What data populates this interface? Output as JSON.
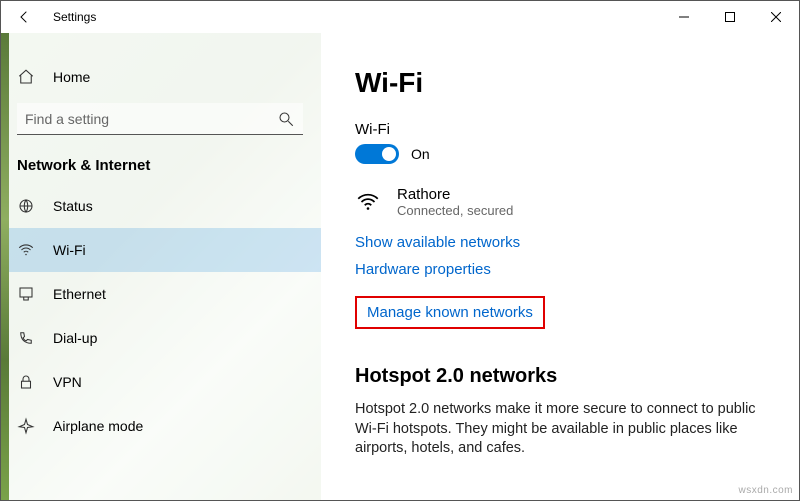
{
  "titlebar": {
    "title": "Settings"
  },
  "sidebar": {
    "home": "Home",
    "search_placeholder": "Find a setting",
    "section": "Network & Internet",
    "items": [
      {
        "label": "Status"
      },
      {
        "label": "Wi-Fi"
      },
      {
        "label": "Ethernet"
      },
      {
        "label": "Dial-up"
      },
      {
        "label": "VPN"
      },
      {
        "label": "Airplane mode"
      }
    ]
  },
  "main": {
    "heading": "Wi-Fi",
    "wifi_label": "Wi-Fi",
    "toggle_state": "On",
    "network": {
      "name": "Rathore",
      "status": "Connected, secured"
    },
    "links": {
      "available": "Show available networks",
      "hardware": "Hardware properties",
      "manage": "Manage known networks"
    },
    "hotspot_heading": "Hotspot 2.0 networks",
    "hotspot_text": "Hotspot 2.0 networks make it more secure to connect to public Wi-Fi hotspots. They might be available in public places like airports, hotels, and cafes."
  },
  "watermark": "wsxdn.com"
}
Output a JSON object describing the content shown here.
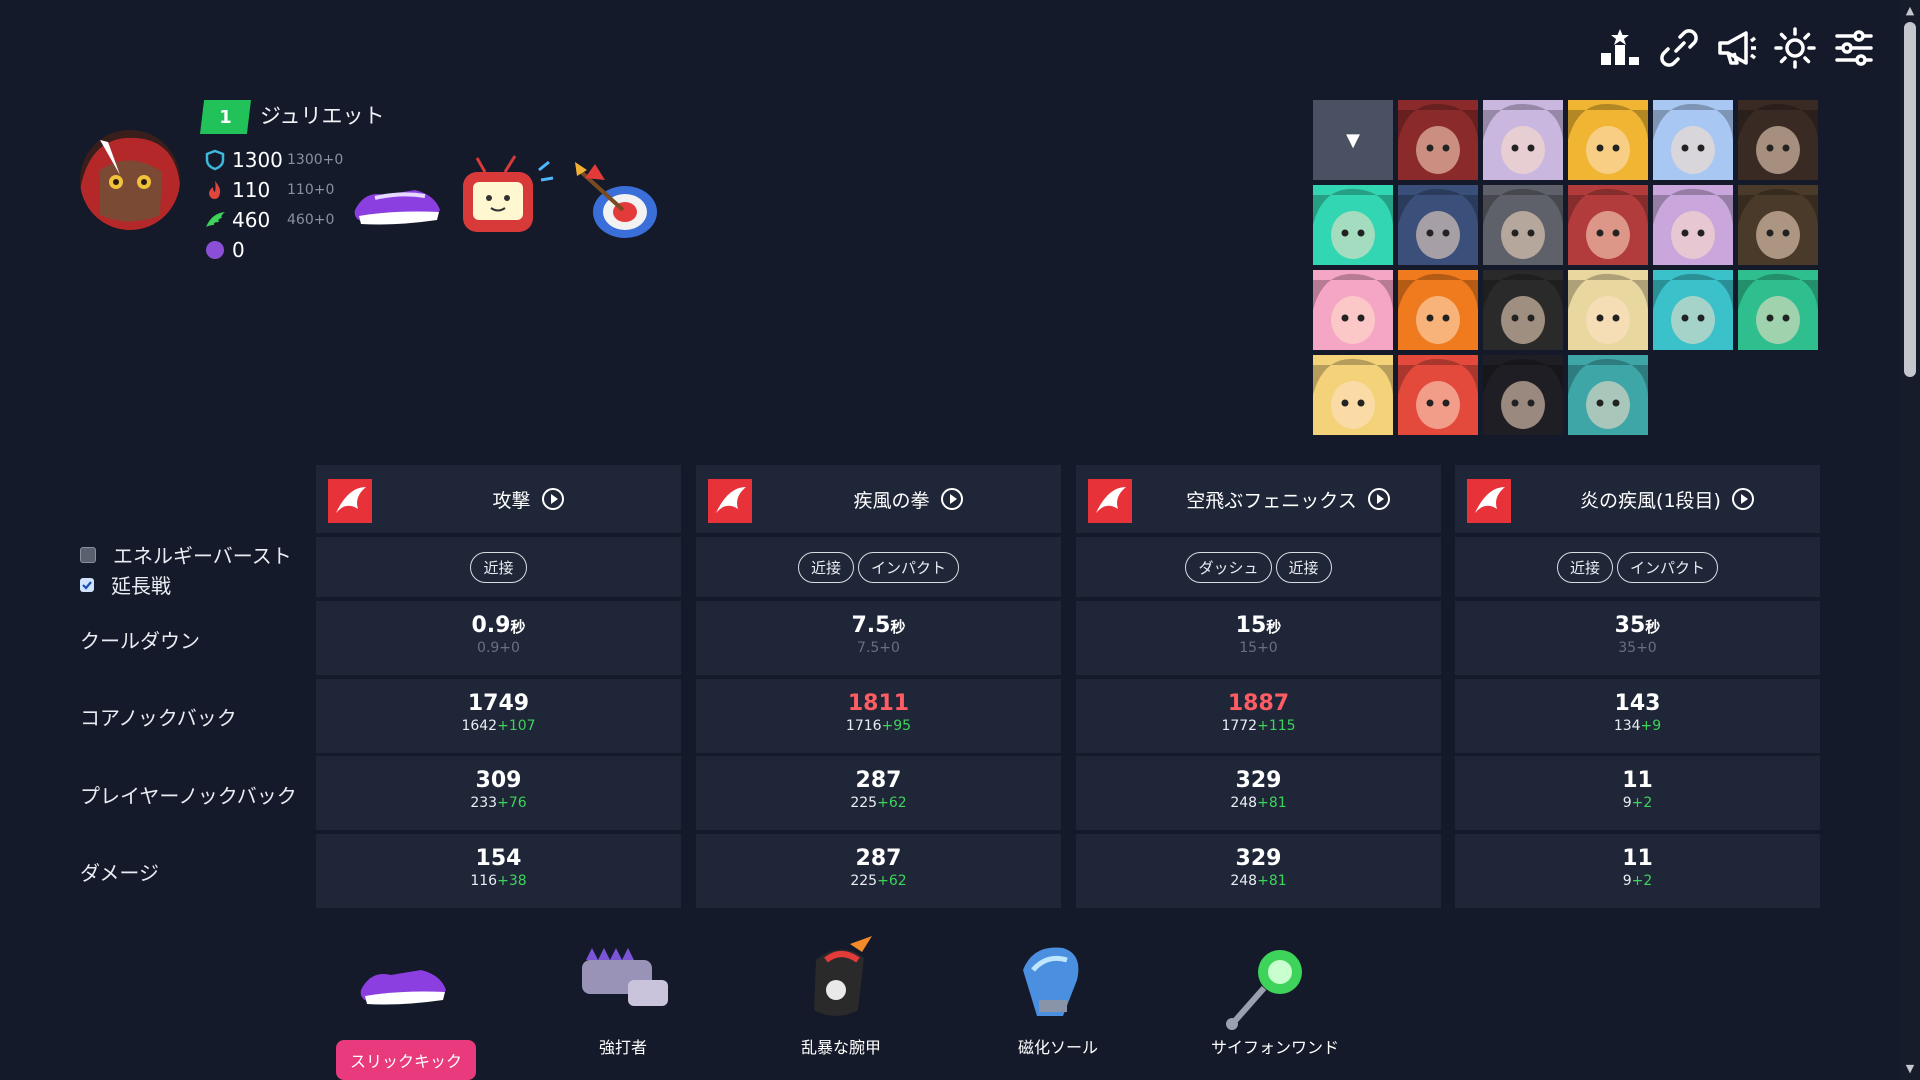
{
  "toolbar": {
    "icons": [
      "leaderboard-icon",
      "link-icon",
      "megaphone-icon",
      "brightness-icon",
      "settings-sliders-icon"
    ]
  },
  "character": {
    "level": "1",
    "name": "ジュリエット",
    "stats": [
      {
        "icon": "shield-icon",
        "value": "1300",
        "sub": "1300+0",
        "color": "#3fb7d9"
      },
      {
        "icon": "fire-icon",
        "value": "110",
        "sub": "110+0",
        "color": "#e2453c"
      },
      {
        "icon": "wing-icon",
        "value": "460",
        "sub": "460+0",
        "color": "#3ed35a"
      },
      {
        "icon": "orb-icon",
        "value": "0",
        "sub": "",
        "color": "#8a4fd6"
      }
    ],
    "equipped": [
      "shoe-icon",
      "tv-icon",
      "dartboard-icon"
    ]
  },
  "roster": {
    "dropdown": "▼",
    "portraits": [
      "#8b2a2a",
      "#c9b7df",
      "#f0b532",
      "#a8c7f2",
      "#3a2a24",
      "#33d6b2",
      "#3a4f7a",
      "#5e6169",
      "#b23c3c",
      "#c9a7dc",
      "#4a3a2a",
      "#f5a6c5",
      "#f07a1e",
      "#2a2a2a",
      "#e9d7a0",
      "#3ac1c9",
      "#2fbf8f",
      "#f3d27a",
      "#e34a3c",
      "#1e1e24",
      "#3fa6a8"
    ]
  },
  "options": {
    "energy_burst": {
      "label": "エネルギーバースト",
      "checked": false
    },
    "overtime": {
      "label": "延長戦",
      "checked": true
    }
  },
  "row_labels": {
    "cooldown": "クールダウン",
    "core_knockback": "コアノックバック",
    "player_knockback": "プレイヤーノックバック",
    "damage": "ダメージ"
  },
  "skills": [
    {
      "name": "攻撃",
      "tags": [
        "近接"
      ],
      "cooldown": {
        "main": "0.9",
        "unit": "秒",
        "sub": "0.9+0"
      },
      "core": {
        "main": "1749",
        "red": false,
        "base": "1642",
        "plus": "+107"
      },
      "player": {
        "main": "309",
        "base": "233",
        "plus": "+76"
      },
      "damage": {
        "main": "154",
        "base": "116",
        "plus": "+38"
      }
    },
    {
      "name": "疾風の拳",
      "tags": [
        "近接",
        "インパクト"
      ],
      "cooldown": {
        "main": "7.5",
        "unit": "秒",
        "sub": "7.5+0"
      },
      "core": {
        "main": "1811",
        "red": true,
        "base": "1716",
        "plus": "+95"
      },
      "player": {
        "main": "287",
        "base": "225",
        "plus": "+62"
      },
      "damage": {
        "main": "287",
        "base": "225",
        "plus": "+62"
      }
    },
    {
      "name": "空飛ぶフェニックス",
      "tags": [
        "ダッシュ",
        "近接"
      ],
      "cooldown": {
        "main": "15",
        "unit": "秒",
        "sub": "15+0"
      },
      "core": {
        "main": "1887",
        "red": true,
        "base": "1772",
        "plus": "+115"
      },
      "player": {
        "main": "329",
        "base": "248",
        "plus": "+81"
      },
      "damage": {
        "main": "329",
        "base": "248",
        "plus": "+81"
      }
    },
    {
      "name": "炎の疾風(1段目)",
      "tags": [
        "近接",
        "インパクト"
      ],
      "cooldown": {
        "main": "35",
        "unit": "秒",
        "sub": "35+0"
      },
      "core": {
        "main": "143",
        "red": false,
        "base": "134",
        "plus": "+9"
      },
      "player": {
        "main": "11",
        "base": "9",
        "plus": "+2"
      },
      "damage": {
        "main": "11",
        "base": "9",
        "plus": "+2"
      }
    }
  ],
  "items": [
    {
      "label": "スリックキック",
      "selected": true,
      "icon": "shoe-icon"
    },
    {
      "label": "強打者",
      "selected": false,
      "icon": "spiked-gauntlet-icon"
    },
    {
      "label": "乱暴な腕甲",
      "selected": false,
      "icon": "bracer-icon"
    },
    {
      "label": "磁化ソール",
      "selected": false,
      "icon": "magnet-boot-icon"
    },
    {
      "label": "サイフォンワンド",
      "selected": false,
      "icon": "wand-icon"
    }
  ],
  "colors": {
    "accent": "#22c25a",
    "selected": "#e83a7c",
    "panel": "#1f2637",
    "background": "#141a29",
    "highlight_red": "#ff5c63",
    "plus_green": "#3ed35a"
  }
}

Written task: Write the entries above out again exactly, but not the pictures.

Complete response:
What data populates this interface? Output as JSON.
{
  "titlebar": {
    "title": "Settings"
  },
  "sidebar": {
    "home": "Home",
    "search_placeholder": "Find a setting",
    "section": "Network & Internet",
    "items": [
      {
        "label": "Status"
      },
      {
        "label": "Wi-Fi"
      },
      {
        "label": "Ethernet"
      },
      {
        "label": "Dial-up"
      },
      {
        "label": "VPN"
      },
      {
        "label": "Airplane mode"
      }
    ]
  },
  "main": {
    "heading": "Wi-Fi",
    "wifi_label": "Wi-Fi",
    "toggle_state": "On",
    "network": {
      "name": "Rathore",
      "status": "Connected, secured"
    },
    "links": {
      "available": "Show available networks",
      "hardware": "Hardware properties",
      "manage": "Manage known networks"
    },
    "hotspot_heading": "Hotspot 2.0 networks",
    "hotspot_text": "Hotspot 2.0 networks make it more secure to connect to public Wi-Fi hotspots. They might be available in public places like airports, hotels, and cafes."
  },
  "watermark": "wsxdn.com"
}
Output a JSON object describing the content shown here.
{
  "toolbar": {
    "icons": [
      "leaderboard-icon",
      "link-icon",
      "megaphone-icon",
      "brightness-icon",
      "settings-sliders-icon"
    ]
  },
  "character": {
    "level": "1",
    "name": "ジュリエット",
    "stats": [
      {
        "icon": "shield-icon",
        "value": "1300",
        "sub": "1300+0",
        "color": "#3fb7d9"
      },
      {
        "icon": "fire-icon",
        "value": "110",
        "sub": "110+0",
        "color": "#e2453c"
      },
      {
        "icon": "wing-icon",
        "value": "460",
        "sub": "460+0",
        "color": "#3ed35a"
      },
      {
        "icon": "orb-icon",
        "value": "0",
        "sub": "",
        "color": "#8a4fd6"
      }
    ],
    "equipped": [
      "shoe-icon",
      "tv-icon",
      "dartboard-icon"
    ]
  },
  "roster": {
    "dropdown": "▼",
    "portraits": [
      "#8b2a2a",
      "#c9b7df",
      "#f0b532",
      "#a8c7f2",
      "#3a2a24",
      "#33d6b2",
      "#3a4f7a",
      "#5e6169",
      "#b23c3c",
      "#c9a7dc",
      "#4a3a2a",
      "#f5a6c5",
      "#f07a1e",
      "#2a2a2a",
      "#e9d7a0",
      "#3ac1c9",
      "#2fbf8f",
      "#f3d27a",
      "#e34a3c",
      "#1e1e24",
      "#3fa6a8"
    ]
  },
  "options": {
    "energy_burst": {
      "label": "エネルギーバースト",
      "checked": false
    },
    "overtime": {
      "label": "延長戦",
      "checked": true
    }
  },
  "row_labels": {
    "cooldown": "クールダウン",
    "core_knockback": "コアノックバック",
    "player_knockback": "プレイヤーノックバック",
    "damage": "ダメージ"
  },
  "skills": [
    {
      "name": "攻撃",
      "tags": [
        "近接"
      ],
      "cooldown": {
        "main": "0.9",
        "unit": "秒",
        "sub": "0.9+0"
      },
      "core": {
        "main": "1749",
        "red": false,
        "base": "1642",
        "plus": "+107"
      },
      "player": {
        "main": "309",
        "base": "233",
        "plus": "+76"
      },
      "damage": {
        "main": "154",
        "base": "116",
        "plus": "+38"
      }
    },
    {
      "name": "疾風の拳",
      "tags": [
        "近接",
        "インパクト"
      ],
      "cooldown": {
        "main": "7.5",
        "unit": "秒",
        "sub": "7.5+0"
      },
      "core": {
        "main": "1811",
        "red": true,
        "base": "1716",
        "plus": "+95"
      },
      "player": {
        "main": "287",
        "base": "225",
        "plus": "+62"
      },
      "damage": {
        "main": "287",
        "base": "225",
        "plus": "+62"
      }
    },
    {
      "name": "空飛ぶフェニックス",
      "tags": [
        "ダッシュ",
        "近接"
      ],
      "cooldown": {
        "main": "15",
        "unit": "秒",
        "sub": "15+0"
      },
      "core": {
        "main": "1887",
        "red": true,
        "base": "1772",
        "plus": "+115"
      },
      "player": {
        "main": "329",
        "base": "248",
        "plus": "+81"
      },
      "damage": {
        "main": "329",
        "base": "248",
        "plus": "+81"
      }
    },
    {
      "name": "炎の疾風(1段目)",
      "tags": [
        "近接",
        "インパクト"
      ],
      "cooldown": {
        "main": "35",
        "unit": "秒",
        "sub": "35+0"
      },
      "core": {
        "main": "143",
        "red": false,
        "base": "134",
        "plus": "+9"
      },
      "player": {
        "main": "11",
        "base": "9",
        "plus": "+2"
      },
      "damage": {
        "main": "11",
        "base": "9",
        "plus": "+2"
      }
    }
  ],
  "items": [
    {
      "label": "スリックキック",
      "selected": true,
      "icon": "shoe-icon"
    },
    {
      "label": "強打者",
      "selected": false,
      "icon": "spiked-gauntlet-icon"
    },
    {
      "label": "乱暴な腕甲",
      "selected": false,
      "icon": "bracer-icon"
    },
    {
      "label": "磁化ソール",
      "selected": false,
      "icon": "magnet-boot-icon"
    },
    {
      "label": "サイフォンワンド",
      "selected": false,
      "icon": "wand-icon"
    }
  ],
  "colors": {
    "accent": "#22c25a",
    "selected": "#e83a7c",
    "panel": "#1f2637",
    "background": "#141a29",
    "highlight_red": "#ff5c63",
    "plus_green": "#3ed35a"
  }
}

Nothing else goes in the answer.